(Goal)
Note each line where "Market" appears, and copy it.

(Items)
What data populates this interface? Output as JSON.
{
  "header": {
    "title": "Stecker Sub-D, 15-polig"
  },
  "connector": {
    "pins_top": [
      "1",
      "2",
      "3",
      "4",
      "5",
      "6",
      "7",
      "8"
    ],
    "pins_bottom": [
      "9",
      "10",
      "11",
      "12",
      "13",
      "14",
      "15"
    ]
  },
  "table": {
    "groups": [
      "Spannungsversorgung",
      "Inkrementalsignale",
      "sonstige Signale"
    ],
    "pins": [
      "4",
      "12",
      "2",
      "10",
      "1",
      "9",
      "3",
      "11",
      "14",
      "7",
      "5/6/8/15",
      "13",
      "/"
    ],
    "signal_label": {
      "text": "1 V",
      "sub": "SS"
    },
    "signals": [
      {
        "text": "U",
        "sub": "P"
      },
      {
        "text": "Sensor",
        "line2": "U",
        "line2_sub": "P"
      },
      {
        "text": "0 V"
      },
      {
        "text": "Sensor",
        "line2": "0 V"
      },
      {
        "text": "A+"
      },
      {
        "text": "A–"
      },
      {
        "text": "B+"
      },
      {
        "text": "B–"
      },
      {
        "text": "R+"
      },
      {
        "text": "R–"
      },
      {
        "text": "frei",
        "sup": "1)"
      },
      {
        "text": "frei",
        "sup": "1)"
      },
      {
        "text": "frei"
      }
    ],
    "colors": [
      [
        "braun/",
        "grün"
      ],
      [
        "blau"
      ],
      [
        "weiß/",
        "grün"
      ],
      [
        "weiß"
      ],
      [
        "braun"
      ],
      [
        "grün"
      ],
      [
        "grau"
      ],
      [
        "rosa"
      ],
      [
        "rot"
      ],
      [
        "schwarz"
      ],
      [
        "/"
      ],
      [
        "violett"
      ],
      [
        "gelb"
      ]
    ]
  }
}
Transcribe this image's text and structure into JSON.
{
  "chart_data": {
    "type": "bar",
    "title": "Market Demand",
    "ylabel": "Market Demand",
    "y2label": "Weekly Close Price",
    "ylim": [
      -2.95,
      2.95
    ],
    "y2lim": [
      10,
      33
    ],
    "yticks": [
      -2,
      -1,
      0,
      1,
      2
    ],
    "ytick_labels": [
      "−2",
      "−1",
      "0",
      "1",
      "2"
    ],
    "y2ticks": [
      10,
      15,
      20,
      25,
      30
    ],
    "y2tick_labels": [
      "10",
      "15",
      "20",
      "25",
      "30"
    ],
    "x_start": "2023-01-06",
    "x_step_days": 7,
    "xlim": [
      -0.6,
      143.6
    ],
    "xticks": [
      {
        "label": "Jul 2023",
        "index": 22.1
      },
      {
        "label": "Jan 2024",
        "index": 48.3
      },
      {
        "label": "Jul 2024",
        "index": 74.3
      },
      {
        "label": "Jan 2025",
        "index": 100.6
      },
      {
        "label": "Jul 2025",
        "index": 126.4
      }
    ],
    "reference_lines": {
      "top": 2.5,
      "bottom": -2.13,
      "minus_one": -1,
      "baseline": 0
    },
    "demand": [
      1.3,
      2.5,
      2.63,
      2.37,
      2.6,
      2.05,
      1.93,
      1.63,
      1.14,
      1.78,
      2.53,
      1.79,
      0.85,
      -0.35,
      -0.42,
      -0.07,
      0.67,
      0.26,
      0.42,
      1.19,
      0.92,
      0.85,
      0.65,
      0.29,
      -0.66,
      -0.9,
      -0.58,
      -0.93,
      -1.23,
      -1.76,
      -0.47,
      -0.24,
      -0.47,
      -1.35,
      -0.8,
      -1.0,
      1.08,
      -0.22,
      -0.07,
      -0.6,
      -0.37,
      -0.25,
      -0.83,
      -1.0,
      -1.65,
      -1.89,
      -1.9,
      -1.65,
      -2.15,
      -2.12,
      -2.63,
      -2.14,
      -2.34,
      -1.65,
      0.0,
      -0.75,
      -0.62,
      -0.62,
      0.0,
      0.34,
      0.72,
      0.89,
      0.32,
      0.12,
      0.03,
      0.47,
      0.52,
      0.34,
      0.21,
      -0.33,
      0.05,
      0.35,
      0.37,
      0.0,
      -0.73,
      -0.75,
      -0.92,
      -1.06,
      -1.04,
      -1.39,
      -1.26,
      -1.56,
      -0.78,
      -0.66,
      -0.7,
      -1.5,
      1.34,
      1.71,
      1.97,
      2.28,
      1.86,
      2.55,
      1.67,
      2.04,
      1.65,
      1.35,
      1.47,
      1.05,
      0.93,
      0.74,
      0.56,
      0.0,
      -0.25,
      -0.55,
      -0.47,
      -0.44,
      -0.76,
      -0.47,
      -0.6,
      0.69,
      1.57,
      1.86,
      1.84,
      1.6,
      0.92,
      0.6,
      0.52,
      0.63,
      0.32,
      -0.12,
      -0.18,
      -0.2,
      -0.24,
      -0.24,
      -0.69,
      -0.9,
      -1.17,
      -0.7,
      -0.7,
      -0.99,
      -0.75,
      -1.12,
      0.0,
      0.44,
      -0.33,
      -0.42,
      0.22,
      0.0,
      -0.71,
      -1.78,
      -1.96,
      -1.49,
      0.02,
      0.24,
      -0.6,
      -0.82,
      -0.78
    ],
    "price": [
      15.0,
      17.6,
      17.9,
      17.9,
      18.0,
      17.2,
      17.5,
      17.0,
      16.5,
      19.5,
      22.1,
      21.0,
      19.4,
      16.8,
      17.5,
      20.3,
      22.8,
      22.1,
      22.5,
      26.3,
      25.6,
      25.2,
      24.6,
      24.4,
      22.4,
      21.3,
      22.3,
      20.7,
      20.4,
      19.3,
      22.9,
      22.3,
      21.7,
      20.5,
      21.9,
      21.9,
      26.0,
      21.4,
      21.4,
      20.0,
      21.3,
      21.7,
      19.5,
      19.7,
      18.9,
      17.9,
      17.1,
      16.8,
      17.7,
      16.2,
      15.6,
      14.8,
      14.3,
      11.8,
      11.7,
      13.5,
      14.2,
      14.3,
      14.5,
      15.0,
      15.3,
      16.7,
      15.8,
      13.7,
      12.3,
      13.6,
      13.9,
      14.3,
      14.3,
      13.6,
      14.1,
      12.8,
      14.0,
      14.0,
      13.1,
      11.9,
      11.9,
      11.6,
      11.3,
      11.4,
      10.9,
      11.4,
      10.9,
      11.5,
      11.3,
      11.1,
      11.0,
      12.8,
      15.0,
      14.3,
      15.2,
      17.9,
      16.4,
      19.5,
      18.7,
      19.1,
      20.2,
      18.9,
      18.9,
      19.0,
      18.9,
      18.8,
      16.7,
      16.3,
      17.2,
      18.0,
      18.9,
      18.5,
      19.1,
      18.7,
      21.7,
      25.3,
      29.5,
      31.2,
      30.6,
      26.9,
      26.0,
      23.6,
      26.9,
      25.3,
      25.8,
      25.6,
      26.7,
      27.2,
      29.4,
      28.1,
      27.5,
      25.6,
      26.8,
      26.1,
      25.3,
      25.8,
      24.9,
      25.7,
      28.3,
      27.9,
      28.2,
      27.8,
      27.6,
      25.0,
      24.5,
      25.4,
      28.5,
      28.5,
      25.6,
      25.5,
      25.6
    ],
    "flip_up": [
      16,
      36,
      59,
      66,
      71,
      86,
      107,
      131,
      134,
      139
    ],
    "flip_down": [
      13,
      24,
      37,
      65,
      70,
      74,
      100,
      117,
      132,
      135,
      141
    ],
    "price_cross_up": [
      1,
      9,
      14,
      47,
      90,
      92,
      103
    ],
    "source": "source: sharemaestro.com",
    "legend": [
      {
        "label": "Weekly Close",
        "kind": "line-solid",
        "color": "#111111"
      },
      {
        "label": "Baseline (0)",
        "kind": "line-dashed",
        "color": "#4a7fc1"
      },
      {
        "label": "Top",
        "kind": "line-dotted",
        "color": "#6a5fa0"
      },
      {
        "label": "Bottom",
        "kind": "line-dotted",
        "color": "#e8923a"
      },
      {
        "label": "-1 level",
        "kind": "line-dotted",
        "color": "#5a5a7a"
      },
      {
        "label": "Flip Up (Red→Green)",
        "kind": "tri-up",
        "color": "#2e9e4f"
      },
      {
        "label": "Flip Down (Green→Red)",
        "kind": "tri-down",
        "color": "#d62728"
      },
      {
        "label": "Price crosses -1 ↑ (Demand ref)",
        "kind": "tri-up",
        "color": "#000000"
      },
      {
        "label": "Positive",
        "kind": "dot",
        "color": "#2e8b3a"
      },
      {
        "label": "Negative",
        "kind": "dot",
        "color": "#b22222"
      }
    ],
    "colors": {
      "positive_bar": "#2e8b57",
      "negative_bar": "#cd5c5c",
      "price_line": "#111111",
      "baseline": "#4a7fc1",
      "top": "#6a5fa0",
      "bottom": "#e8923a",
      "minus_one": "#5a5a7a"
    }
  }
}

(Exercise response)
    "title": "Market Demand",
    "ylabel": "Market Demand",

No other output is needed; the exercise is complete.